[Data excerpts]
====
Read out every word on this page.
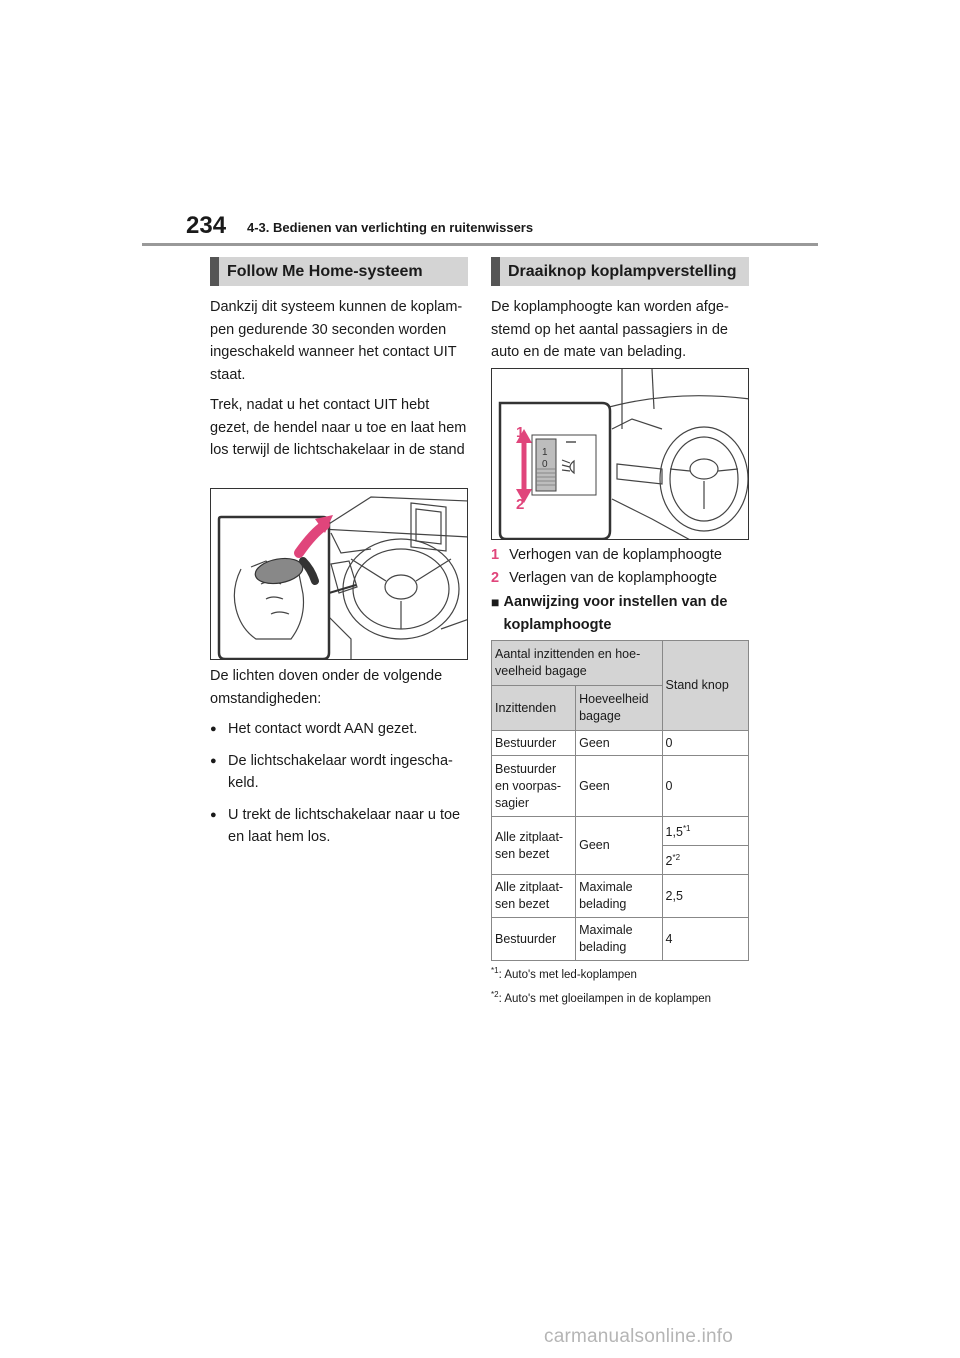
234 4-3. Bedienen van verlichting en ruitenwissers
Follow Me Home-systeem

Dankzij dit systeem kunnen de koplam-pen gedurende 30 seconden worden ingeschakeld wanneer het contact UIT staat.

Trek, nadat u het contact UIT hebt gezet, de hendel naar u toe en laat hem los terwijl de lichtschakelaar in de stand

De lichten doven onder de volgende omstandigheden:

● Het contact wordt AAN gezet.
● De lichtschakelaar wordt ingescha-keld.
● U trekt de lichtschakelaar naar u toe en laat hem los.
Draaiknop koplampverstelling
De koplamphoogte kan worden afge-stemd op het aantal passagiers in de auto en de mate van belading.
1
0
1
2
1 Verhogen van de koplamphoogte
2 Verlagen van de koplamphoogte
■ Aanwijzing voor instellen van de koplamphoogte
Aantal inzittenden en hoe-veelheid bagage		Stand knop
Inzittenden	Hoeveelheid bagage	
Bestuurder	Geen	0
Bestuurder en voorpas-sagier	Geen	0
Alle zitplaat-sen bezet	Geen	1,5$^{*1}$
		2$^{*2}$
Alle zitplaat-sen bezet	Maximale belading	2,5
Bestuurder	Maximale belading	4
$^{*1}$: Auto's met led-koplampen
$^{*2}$: Auto's met gloeilampen in de koplampen
carmanualsonline.info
====
* _Goal_:
Produce an exact copy of each line of data, skipping embedded images.

* _Final result_:
Read out every word on this page.
234 4-3. Bedienen van verlichting en ruitenwissers
Follow Me Home-systeem

Dankzij dit systeem kunnen de koplam-pen gedurende 30 seconden worden ingeschakeld wanneer het contact UIT staat.

Trek, nadat u het contact UIT hebt gezet, de hendel naar u toe en laat hem los terwijl de lichtschakelaar in de stand

De lichten doven onder de volgende omstandigheden:

● Het contact wordt AAN gezet.
● De lichtschakelaar wordt ingescha-keld.
● U trekt de lichtschakelaar naar u toe en laat hem los.
Draaiknop koplampverstelling
De koplamphoogte kan worden afge-stemd op het aantal passagiers in de auto en de mate van belading.
1
0
1
2
1 Verhogen van de koplamphoogte
2 Verlagen van de koplamphoogte
■ Aanwijzing voor instellen van de koplamphoogte
Aantal inzittenden en hoe-veelheid bagage		Stand knop
Inzittenden	Hoeveelheid bagage	
Bestuurder	Geen	0
Bestuurder en voorpas-sagier	Geen	0
Alle zitplaat-sen bezet	Geen	1,5$^{*1}$
		2$^{*2}$
Alle zitplaat-sen bezet	Maximale belading	2,5
Bestuurder	Maximale belading	4
$^{*1}$: Auto's met led-koplampen
$^{*2}$: Auto's met gloeilampen in de koplampen
carmanualsonline.info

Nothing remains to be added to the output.